** start of Supplied records **
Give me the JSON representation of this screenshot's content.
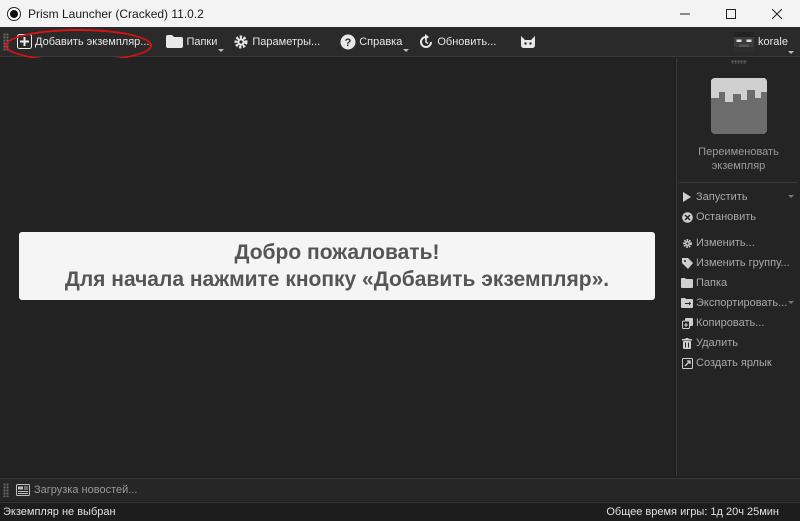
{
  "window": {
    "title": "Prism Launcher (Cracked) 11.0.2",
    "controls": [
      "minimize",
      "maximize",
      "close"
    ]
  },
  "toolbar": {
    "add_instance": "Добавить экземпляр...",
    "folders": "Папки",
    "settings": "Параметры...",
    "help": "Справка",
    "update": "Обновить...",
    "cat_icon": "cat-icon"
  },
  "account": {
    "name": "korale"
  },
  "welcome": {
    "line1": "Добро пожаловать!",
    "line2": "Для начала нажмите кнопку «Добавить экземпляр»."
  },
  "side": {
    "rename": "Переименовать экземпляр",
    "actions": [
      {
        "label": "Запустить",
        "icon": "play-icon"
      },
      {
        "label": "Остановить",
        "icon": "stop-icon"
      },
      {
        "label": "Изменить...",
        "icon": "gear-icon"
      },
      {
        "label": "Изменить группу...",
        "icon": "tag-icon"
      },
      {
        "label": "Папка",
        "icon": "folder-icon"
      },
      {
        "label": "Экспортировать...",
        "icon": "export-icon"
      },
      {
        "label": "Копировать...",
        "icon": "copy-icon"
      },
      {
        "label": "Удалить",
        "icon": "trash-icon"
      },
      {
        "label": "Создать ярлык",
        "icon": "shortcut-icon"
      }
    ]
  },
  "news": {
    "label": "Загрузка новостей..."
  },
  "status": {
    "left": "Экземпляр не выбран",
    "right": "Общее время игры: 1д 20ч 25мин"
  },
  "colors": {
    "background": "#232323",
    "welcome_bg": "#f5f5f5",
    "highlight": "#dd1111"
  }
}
** end of Supplied records **
** start of Supplied records **
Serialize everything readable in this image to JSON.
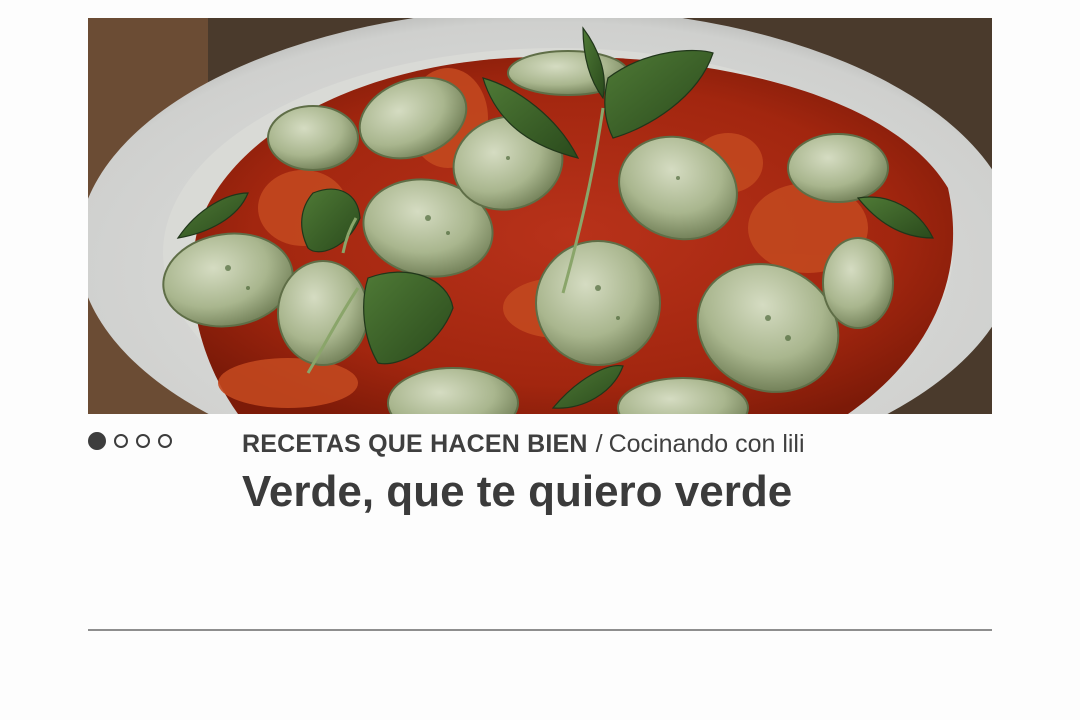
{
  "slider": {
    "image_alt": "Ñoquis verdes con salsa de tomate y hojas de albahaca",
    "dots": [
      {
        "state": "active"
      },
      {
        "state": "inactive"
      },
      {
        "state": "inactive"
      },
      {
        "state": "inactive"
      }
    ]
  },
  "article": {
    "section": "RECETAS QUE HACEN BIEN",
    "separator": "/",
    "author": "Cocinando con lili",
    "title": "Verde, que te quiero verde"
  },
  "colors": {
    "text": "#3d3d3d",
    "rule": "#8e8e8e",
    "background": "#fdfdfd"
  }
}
** end of Supplied records **
◆ Job ◆
Find each line holding the word "label" and copy it.

◆ Expected output ◆
        "label": "Запустить",
        "label": "Остановить",
        "label": "Изменить...",
        "label": "Изменить группу...",
        "label": "Папка",
        "label": "Экспортировать...",
        "label": "Копировать...",
        "label": "Удалить",
        "label": "Создать ярлык",
    "label": "Загрузка новостей..."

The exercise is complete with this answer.